EXERCISE TASK> Single out each line with the word "defects" and copy it.

MATERIAL SHOWN>
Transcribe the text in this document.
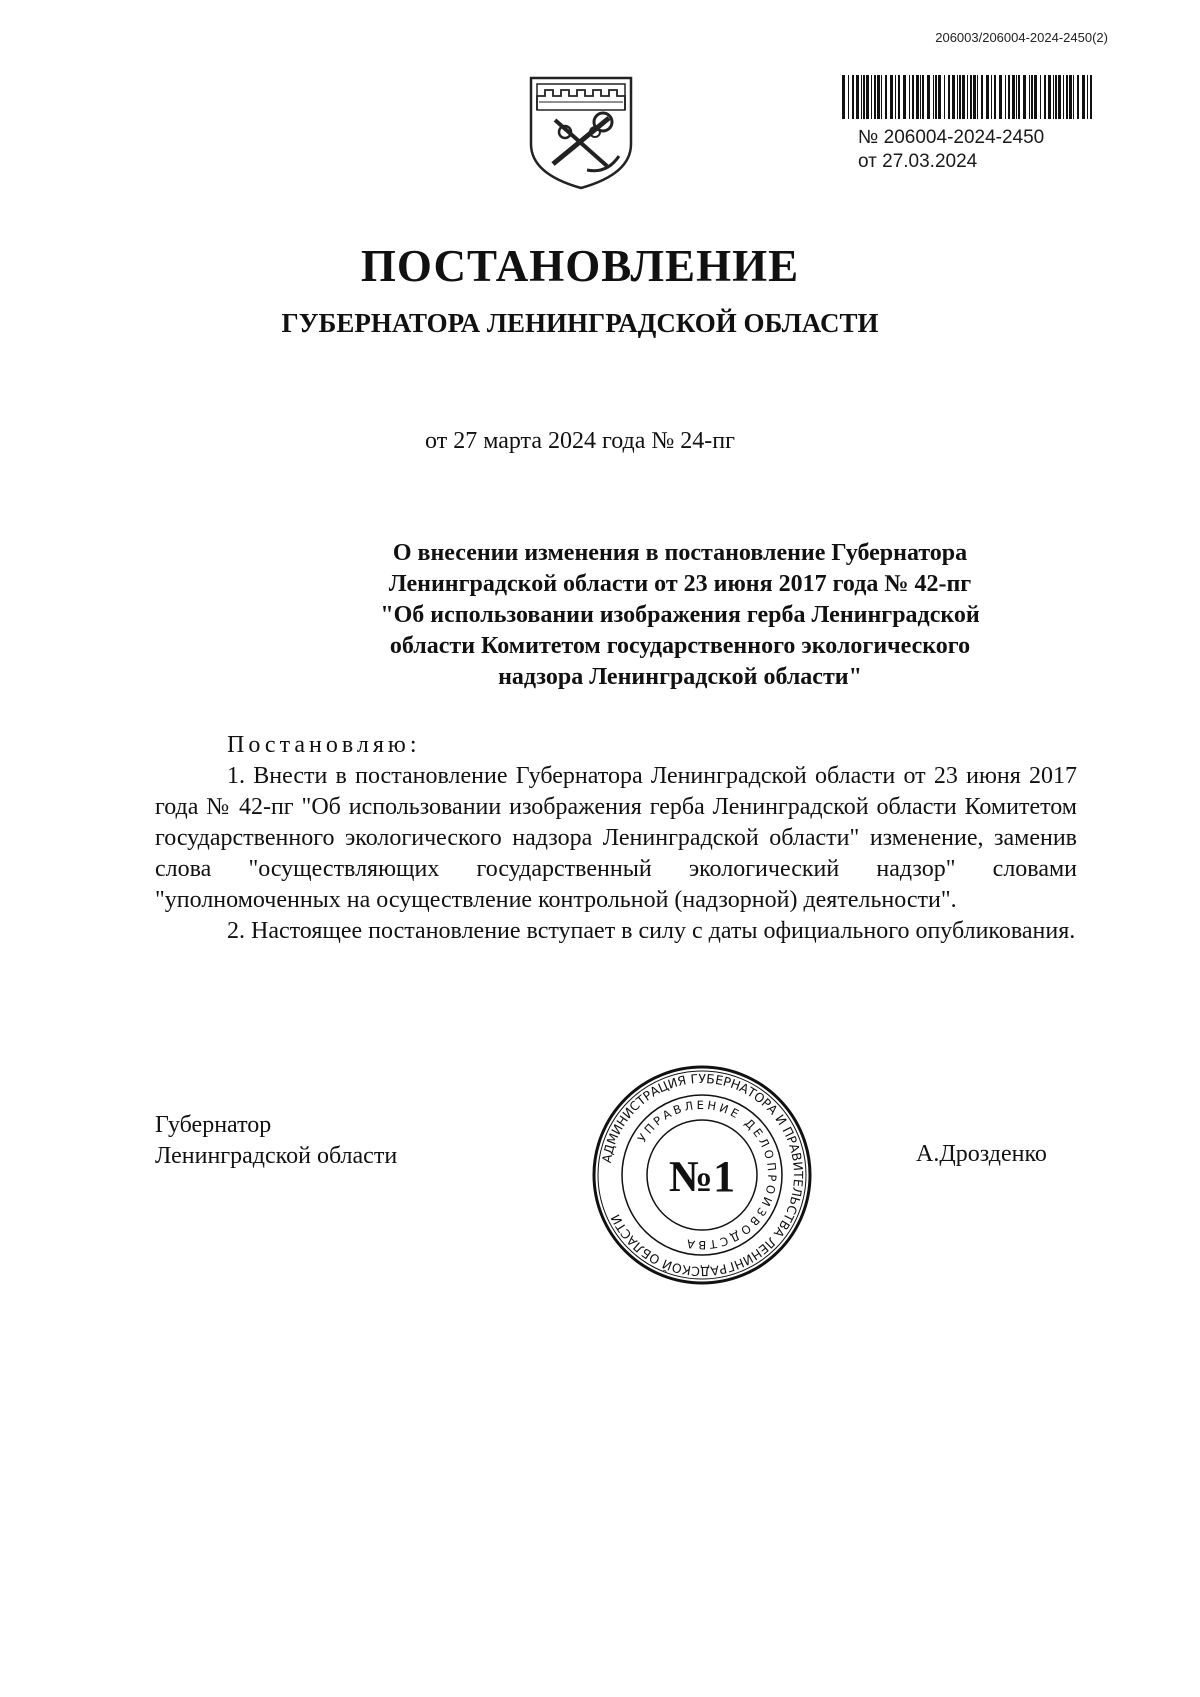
206003/206004-2024-2450(2)
№ 206004-2024-2450
от 27.03.2024
ПОСТАНОВЛЕНИЕ
ГУБЕРНАТОРА ЛЕНИНГРАДСКОЙ ОБЛАСТИ
от 27 марта 2024 года № 24-пг
О внесении изменения в постановление Губернатора
Ленинградской области от 23 июня 2017 года № 42-пг
"Об использовании изображения герба Ленинградской
области Комитетом государственного экологического
надзора Ленинградской области"
Постановляю:
1. Внести в постановление Губернатора Ленинградской области от 23 июня 2017 года № 42-пг "Об использовании изображения герба Ленинградской области Комитетом государственного экологического надзора Ленинградской области" изменение, заменив слова "осуществляющих государственный экологический надзор" словами "уполномоченных на осуществление контрольной (надзорной) деятельности".
2. Настоящее постановление вступает в силу с даты официального опубликования.
Губернатор
Ленинградской области	А.Дрозденко
АДМИНИСТРАЦИЯ ГУБЕРНАТОРА И ПРАВИТЕЛЬСТВА ЛЕНИНГРАДСКОЙ ОБЛАСТИ
УПРАВЛЕНИЕ ДЕЛОПРОИЗВОДСТВА
№1
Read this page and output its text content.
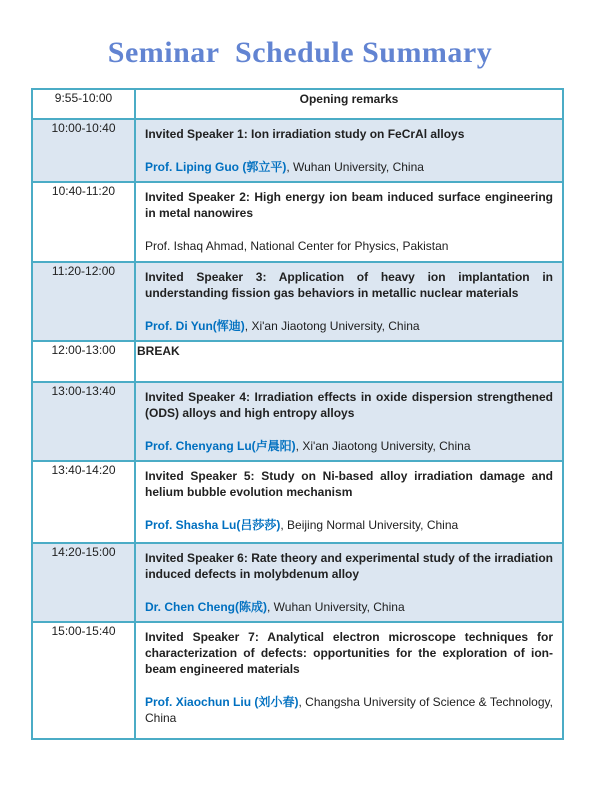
Seminar  Schedule Summary
9:55-10:00	Opening remarks
10:00-10:40	Invited Speaker 1: Ion irradiation study on FeCrAl alloys

Prof. Liping Guo (郭立平), Wuhan University, China

10:40-11:20	Invited Speaker 2: High energy ion beam induced surface engineering in metal nanowires

Prof. Ishaq Ahmad, National Center for Physics, Pakistan

11:20-12:00	Invited Speaker 3: Application of heavy ion implantation in understanding fission gas behaviors in metallic nuclear materials

Prof. Di Yun(恽迪), Xi'an Jiaotong University, China

12:00-13:00	BREAK
13:00-13:40	Invited Speaker 4: Irradiation effects in oxide dispersion strengthened (ODS) alloys and high entropy alloys

Prof. Chenyang Lu(卢晨阳), Xi'an Jiaotong University, China

13:40-14:20	Invited Speaker 5: Study on Ni-based alloy irradiation damage and helium bubble evolution mechanism

Prof. Shasha Lu(吕莎莎), Beijing Normal University, China

14:20-15:00	Invited Speaker 6: Rate theory and experimental study of the irradiation induced defects in molybdenum alloy

Dr. Chen Cheng(陈成), Wuhan University, China

15:00-15:40	Invited Speaker 7: Analytical electron microscope techniques for characterization of defects: opportunities for the exploration of ion-beam engineered materials

Prof. Xiaochun Liu (刘小春), Changsha University of Science & Technology, China
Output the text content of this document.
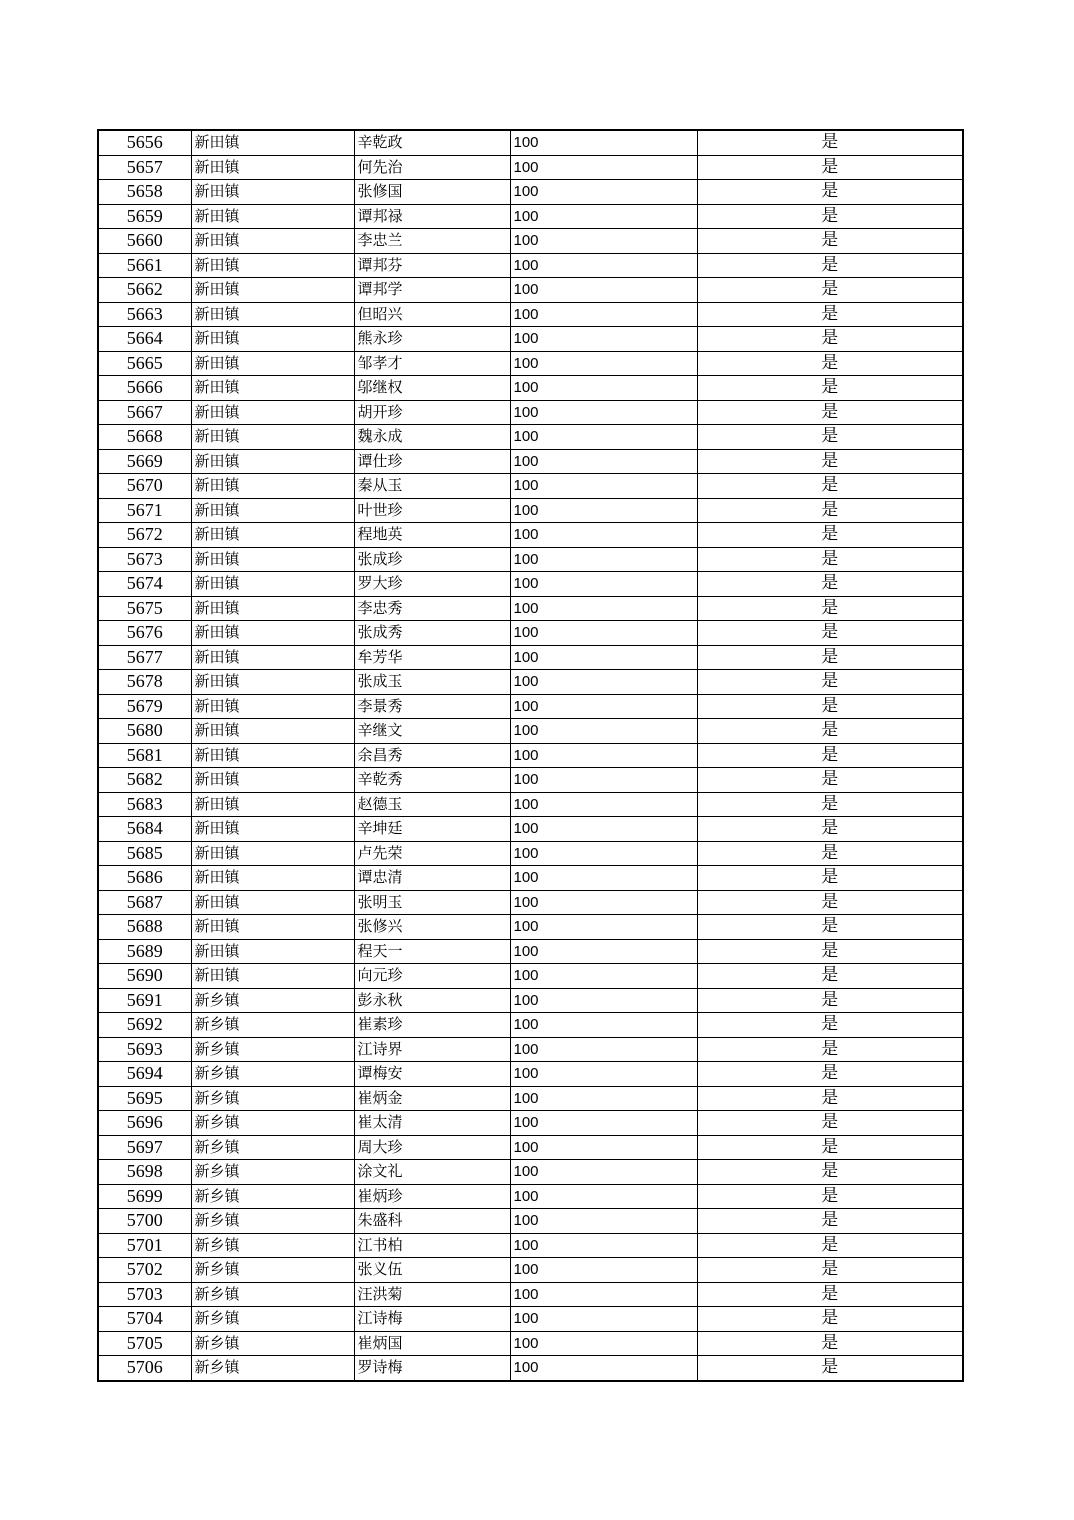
5656	新田镇	辛乾政	100	是
5657	新田镇	何先治	100	是
5658	新田镇	张修国	100	是
5659	新田镇	谭邦禄	100	是
5660	新田镇	李忠兰	100	是
5661	新田镇	谭邦芬	100	是
5662	新田镇	谭邦学	100	是
5663	新田镇	但昭兴	100	是
5664	新田镇	熊永珍	100	是
5665	新田镇	邹孝才	100	是
5666	新田镇	邬继权	100	是
5667	新田镇	胡开珍	100	是
5668	新田镇	魏永成	100	是
5669	新田镇	谭仕珍	100	是
5670	新田镇	秦从玉	100	是
5671	新田镇	叶世珍	100	是
5672	新田镇	程地英	100	是
5673	新田镇	张成珍	100	是
5674	新田镇	罗大珍	100	是
5675	新田镇	李忠秀	100	是
5676	新田镇	张成秀	100	是
5677	新田镇	牟芳华	100	是
5678	新田镇	张成玉	100	是
5679	新田镇	李景秀	100	是
5680	新田镇	辛继文	100	是
5681	新田镇	余昌秀	100	是
5682	新田镇	辛乾秀	100	是
5683	新田镇	赵德玉	100	是
5684	新田镇	辛坤廷	100	是
5685	新田镇	卢先荣	100	是
5686	新田镇	谭忠清	100	是
5687	新田镇	张明玉	100	是
5688	新田镇	张修兴	100	是
5689	新田镇	程天一	100	是
5690	新田镇	向元珍	100	是
5691	新乡镇	彭永秋	100	是
5692	新乡镇	崔素珍	100	是
5693	新乡镇	江诗界	100	是
5694	新乡镇	谭梅安	100	是
5695	新乡镇	崔炳金	100	是
5696	新乡镇	崔太清	100	是
5697	新乡镇	周大珍	100	是
5698	新乡镇	涂文礼	100	是
5699	新乡镇	崔炳珍	100	是
5700	新乡镇	朱盛科	100	是
5701	新乡镇	江书柏	100	是
5702	新乡镇	张义伍	100	是
5703	新乡镇	汪洪菊	100	是
5704	新乡镇	江诗梅	100	是
5705	新乡镇	崔炳国	100	是
5706	新乡镇	罗诗梅	100	是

RIGHT ANSWER>
14:20-15:00	Invited Speaker 6: Rate theory and experimental study of the irradiation induced defects in molybdenum alloy
15:00-15:40	Invited Speaker 7: Analytical electron microscope techniques for characterization of defects: opportunities for the exploration of ion-beam engineered materials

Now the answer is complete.